● Data for processing
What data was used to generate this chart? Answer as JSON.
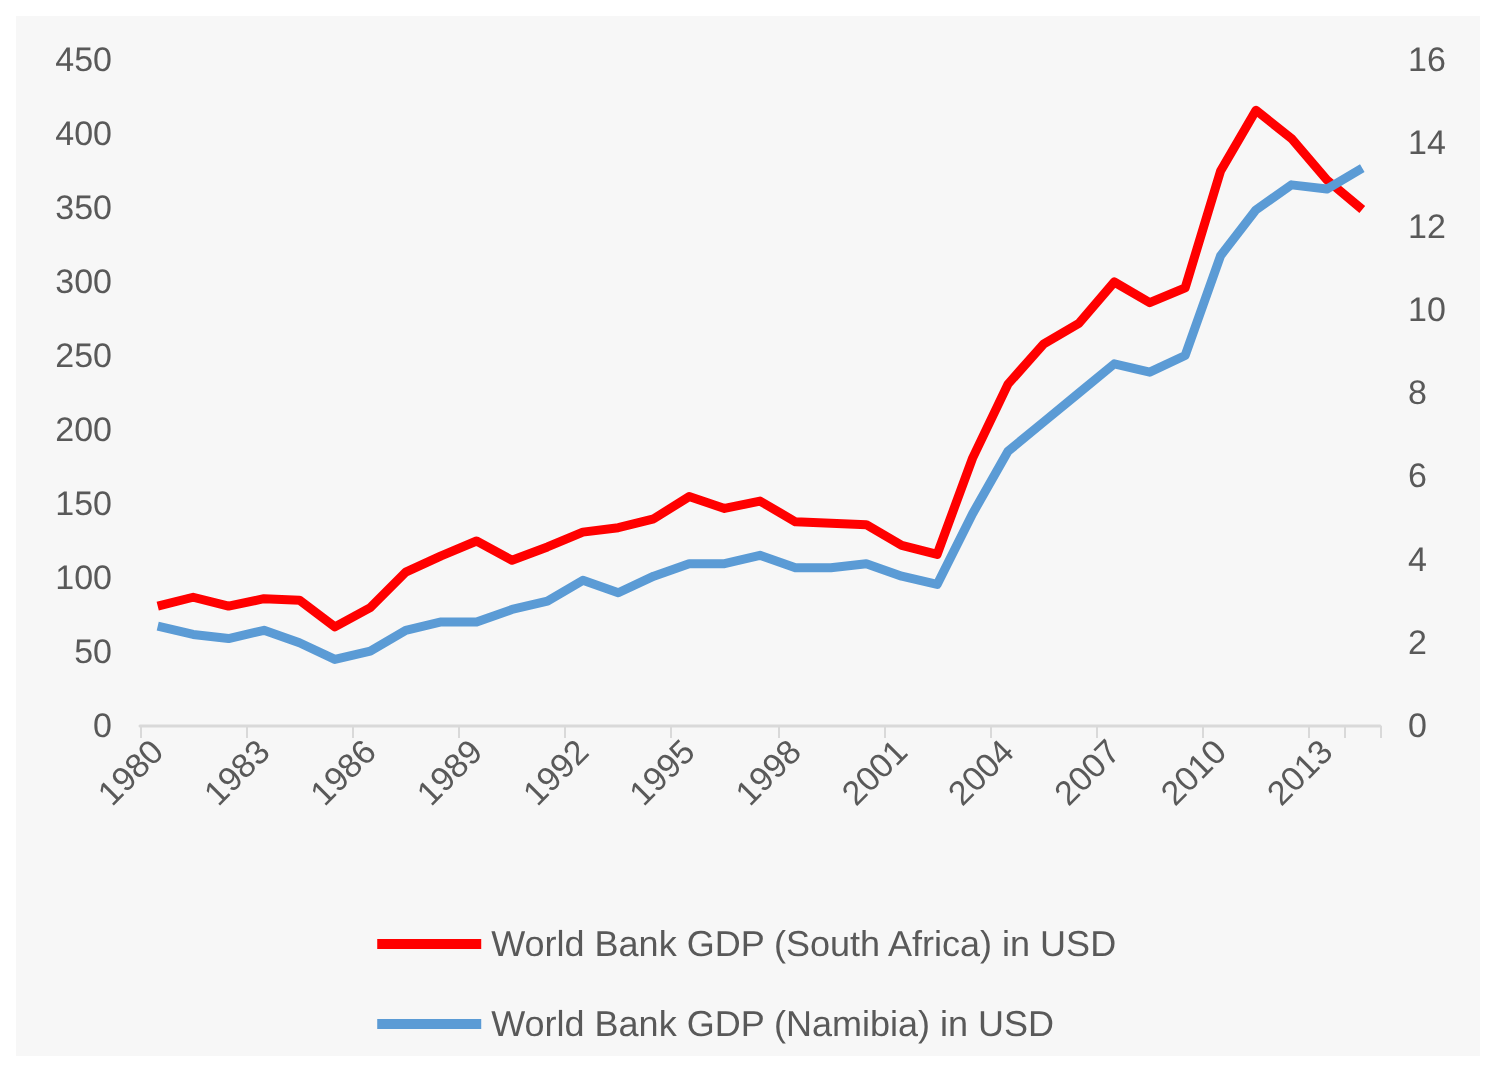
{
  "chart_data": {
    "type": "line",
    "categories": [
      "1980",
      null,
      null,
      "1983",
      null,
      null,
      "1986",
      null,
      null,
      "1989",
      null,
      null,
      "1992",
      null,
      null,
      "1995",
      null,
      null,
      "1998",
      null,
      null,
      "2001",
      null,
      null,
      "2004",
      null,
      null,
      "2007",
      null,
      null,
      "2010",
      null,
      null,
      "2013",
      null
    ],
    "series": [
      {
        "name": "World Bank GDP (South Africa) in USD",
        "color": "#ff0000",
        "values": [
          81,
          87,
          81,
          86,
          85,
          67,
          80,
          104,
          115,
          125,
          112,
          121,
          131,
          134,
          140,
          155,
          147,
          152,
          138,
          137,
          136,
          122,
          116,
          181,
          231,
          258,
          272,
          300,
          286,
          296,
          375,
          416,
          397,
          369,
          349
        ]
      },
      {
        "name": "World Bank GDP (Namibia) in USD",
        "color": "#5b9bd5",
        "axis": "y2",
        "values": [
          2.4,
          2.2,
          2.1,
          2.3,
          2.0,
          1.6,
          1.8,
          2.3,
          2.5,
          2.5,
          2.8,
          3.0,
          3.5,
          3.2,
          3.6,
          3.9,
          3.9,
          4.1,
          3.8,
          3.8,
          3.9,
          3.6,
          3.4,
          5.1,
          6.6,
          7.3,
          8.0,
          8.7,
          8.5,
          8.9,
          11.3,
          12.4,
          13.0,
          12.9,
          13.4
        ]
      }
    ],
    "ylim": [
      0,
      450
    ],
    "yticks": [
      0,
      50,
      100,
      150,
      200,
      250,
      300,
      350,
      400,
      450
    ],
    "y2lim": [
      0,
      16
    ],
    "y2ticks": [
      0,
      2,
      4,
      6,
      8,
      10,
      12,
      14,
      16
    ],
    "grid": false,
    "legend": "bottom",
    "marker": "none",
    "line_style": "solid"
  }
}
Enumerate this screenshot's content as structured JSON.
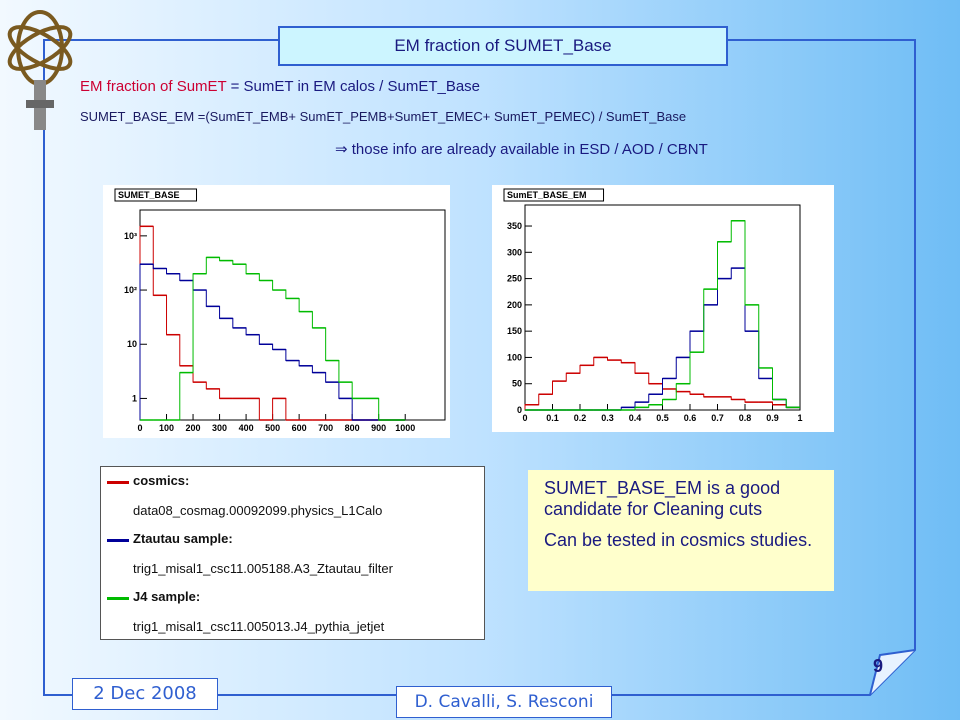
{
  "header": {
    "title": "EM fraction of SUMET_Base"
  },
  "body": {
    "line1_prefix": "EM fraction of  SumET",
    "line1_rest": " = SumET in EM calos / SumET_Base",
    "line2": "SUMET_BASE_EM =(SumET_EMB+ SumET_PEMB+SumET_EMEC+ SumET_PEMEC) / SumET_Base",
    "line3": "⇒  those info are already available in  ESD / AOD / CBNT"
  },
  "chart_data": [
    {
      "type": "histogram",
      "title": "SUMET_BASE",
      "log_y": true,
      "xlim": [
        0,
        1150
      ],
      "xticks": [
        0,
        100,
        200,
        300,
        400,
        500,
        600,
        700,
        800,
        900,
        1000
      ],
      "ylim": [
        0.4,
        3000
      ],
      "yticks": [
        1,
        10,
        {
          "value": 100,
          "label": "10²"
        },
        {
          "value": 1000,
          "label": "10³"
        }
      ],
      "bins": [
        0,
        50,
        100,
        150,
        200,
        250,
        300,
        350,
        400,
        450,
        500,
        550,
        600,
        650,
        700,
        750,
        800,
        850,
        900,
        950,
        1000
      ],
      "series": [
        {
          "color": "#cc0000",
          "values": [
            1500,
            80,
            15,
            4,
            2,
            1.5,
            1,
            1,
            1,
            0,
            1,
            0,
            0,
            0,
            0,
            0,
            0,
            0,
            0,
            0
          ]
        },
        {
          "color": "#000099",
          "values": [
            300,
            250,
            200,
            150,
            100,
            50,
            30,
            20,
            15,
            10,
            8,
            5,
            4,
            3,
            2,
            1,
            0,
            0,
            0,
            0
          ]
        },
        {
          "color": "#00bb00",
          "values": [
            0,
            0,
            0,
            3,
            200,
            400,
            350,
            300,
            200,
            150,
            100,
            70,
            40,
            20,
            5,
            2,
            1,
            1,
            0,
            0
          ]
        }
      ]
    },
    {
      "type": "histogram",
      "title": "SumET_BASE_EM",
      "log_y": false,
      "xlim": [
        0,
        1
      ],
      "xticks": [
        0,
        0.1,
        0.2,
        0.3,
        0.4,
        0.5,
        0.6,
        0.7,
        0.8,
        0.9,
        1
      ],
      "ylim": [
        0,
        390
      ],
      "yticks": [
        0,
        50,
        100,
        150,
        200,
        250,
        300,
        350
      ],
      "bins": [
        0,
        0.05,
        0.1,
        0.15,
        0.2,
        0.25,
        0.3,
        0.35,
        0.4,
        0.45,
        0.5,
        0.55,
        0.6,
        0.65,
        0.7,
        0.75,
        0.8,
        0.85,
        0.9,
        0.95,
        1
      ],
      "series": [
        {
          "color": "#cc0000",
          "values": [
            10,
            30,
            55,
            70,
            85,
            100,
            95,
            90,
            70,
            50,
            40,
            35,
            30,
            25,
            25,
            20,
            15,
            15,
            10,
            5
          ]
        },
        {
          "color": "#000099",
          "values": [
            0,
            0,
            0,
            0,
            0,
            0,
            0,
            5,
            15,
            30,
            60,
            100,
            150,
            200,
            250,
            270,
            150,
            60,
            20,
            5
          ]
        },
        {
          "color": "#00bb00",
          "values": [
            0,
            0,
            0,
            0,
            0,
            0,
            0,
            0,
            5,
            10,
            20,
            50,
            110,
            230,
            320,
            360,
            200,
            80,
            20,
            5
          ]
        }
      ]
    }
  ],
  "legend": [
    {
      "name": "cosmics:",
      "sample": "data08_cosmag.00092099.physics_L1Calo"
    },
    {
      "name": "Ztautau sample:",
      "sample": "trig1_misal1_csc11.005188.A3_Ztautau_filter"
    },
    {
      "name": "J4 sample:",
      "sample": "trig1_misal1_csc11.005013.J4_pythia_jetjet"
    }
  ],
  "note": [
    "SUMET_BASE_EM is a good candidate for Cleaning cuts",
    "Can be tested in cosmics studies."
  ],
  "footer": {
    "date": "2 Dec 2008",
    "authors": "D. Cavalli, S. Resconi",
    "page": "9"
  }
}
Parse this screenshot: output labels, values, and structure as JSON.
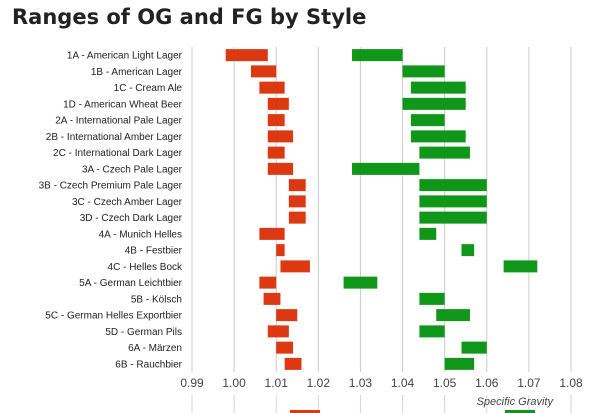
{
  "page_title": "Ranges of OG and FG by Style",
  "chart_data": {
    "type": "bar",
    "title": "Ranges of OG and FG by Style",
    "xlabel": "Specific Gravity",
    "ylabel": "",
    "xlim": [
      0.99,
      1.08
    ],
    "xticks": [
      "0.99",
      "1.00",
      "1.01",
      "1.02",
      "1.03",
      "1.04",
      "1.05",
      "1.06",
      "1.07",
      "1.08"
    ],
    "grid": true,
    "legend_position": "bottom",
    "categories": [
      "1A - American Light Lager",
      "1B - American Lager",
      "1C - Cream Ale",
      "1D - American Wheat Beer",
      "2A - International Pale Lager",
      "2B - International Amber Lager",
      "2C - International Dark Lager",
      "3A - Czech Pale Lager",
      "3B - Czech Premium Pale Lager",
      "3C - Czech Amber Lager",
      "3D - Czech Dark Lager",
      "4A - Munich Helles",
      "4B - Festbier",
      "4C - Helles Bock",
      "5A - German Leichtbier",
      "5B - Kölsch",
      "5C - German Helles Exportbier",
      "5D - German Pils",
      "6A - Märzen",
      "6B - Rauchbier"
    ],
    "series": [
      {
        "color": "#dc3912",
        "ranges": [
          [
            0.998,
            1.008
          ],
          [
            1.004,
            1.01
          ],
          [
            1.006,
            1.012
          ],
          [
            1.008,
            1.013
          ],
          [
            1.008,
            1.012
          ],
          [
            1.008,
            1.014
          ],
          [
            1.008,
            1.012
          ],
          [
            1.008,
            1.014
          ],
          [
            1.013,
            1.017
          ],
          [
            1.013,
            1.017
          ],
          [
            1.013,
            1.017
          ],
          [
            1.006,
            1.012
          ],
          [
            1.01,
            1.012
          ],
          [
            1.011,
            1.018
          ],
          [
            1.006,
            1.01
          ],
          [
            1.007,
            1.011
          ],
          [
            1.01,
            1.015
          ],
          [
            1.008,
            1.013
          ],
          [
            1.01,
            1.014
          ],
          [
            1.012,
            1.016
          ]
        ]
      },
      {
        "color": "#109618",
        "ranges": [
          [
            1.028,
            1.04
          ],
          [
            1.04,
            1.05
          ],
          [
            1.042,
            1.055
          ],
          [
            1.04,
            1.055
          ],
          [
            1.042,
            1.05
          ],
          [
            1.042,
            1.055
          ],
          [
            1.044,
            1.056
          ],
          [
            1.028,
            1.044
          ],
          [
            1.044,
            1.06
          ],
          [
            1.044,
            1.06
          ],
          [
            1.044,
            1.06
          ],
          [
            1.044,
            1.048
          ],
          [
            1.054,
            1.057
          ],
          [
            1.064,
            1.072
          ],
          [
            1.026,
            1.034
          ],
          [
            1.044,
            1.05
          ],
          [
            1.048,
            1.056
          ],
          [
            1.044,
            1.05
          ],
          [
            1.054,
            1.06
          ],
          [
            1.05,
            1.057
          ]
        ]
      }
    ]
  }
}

● What to produce
List all lines above in which the string "name" appears.

● Answer to this task
        "name": "World Bank GDP (South Africa) in USD",
        "name": "World Bank GDP (Namibia) in USD",
      "name": "cosmics:",
      "name": "Ztautau sample:",
      "name": "J4 sample:",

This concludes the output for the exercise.